Read the records and write them out again exactly.
** Begin **
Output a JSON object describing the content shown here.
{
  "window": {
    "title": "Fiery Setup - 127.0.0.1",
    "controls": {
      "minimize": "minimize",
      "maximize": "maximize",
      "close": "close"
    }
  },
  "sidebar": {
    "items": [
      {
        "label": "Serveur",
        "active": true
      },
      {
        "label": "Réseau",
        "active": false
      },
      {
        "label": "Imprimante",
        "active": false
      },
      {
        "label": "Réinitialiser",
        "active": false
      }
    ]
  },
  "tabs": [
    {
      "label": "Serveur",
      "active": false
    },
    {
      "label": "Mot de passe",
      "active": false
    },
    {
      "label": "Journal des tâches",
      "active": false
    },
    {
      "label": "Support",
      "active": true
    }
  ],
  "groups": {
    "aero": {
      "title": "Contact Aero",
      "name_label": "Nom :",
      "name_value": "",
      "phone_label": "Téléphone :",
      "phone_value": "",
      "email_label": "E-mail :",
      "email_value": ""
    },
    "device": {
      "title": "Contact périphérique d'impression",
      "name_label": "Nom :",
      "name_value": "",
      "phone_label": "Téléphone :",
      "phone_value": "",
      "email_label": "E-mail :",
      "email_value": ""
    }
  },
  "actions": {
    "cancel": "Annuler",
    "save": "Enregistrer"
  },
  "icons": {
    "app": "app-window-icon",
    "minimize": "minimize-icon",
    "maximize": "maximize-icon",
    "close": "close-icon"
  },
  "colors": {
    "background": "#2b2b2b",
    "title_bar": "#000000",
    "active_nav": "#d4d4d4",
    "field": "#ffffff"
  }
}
** End **
▶ WRITTEN ANSWER:
Output a JSON object describing the content shown here.
{
  "window": {
    "title": "Fiery Setup - 127.0.0.1",
    "controls": {
      "minimize": "minimize",
      "maximize": "maximize",
      "close": "close"
    }
  },
  "sidebar": {
    "items": [
      {
        "label": "Serveur",
        "active": true
      },
      {
        "label": "Réseau",
        "active": false
      },
      {
        "label": "Imprimante",
        "active": false
      },
      {
        "label": "Réinitialiser",
        "active": false
      }
    ]
  },
  "tabs": [
    {
      "label": "Serveur",
      "active": false
    },
    {
      "label": "Mot de passe",
      "active": false
    },
    {
      "label": "Journal des tâches",
      "active": false
    },
    {
      "label": "Support",
      "active": true
    }
  ],
  "groups": {
    "aero": {
      "title": "Contact Aero",
      "name_label": "Nom :",
      "name_value": "",
      "phone_label": "Téléphone :",
      "phone_value": "",
      "email_label": "E-mail :",
      "email_value": ""
    },
    "device": {
      "title": "Contact périphérique d'impression",
      "name_label": "Nom :",
      "name_value": "",
      "phone_label": "Téléphone :",
      "phone_value": "",
      "email_label": "E-mail :",
      "email_value": ""
    }
  },
  "actions": {
    "cancel": "Annuler",
    "save": "Enregistrer"
  },
  "icons": {
    "app": "app-window-icon",
    "minimize": "minimize-icon",
    "maximize": "maximize-icon",
    "close": "close-icon"
  },
  "colors": {
    "background": "#2b2b2b",
    "title_bar": "#000000",
    "active_nav": "#d4d4d4",
    "field": "#ffffff"
  }
}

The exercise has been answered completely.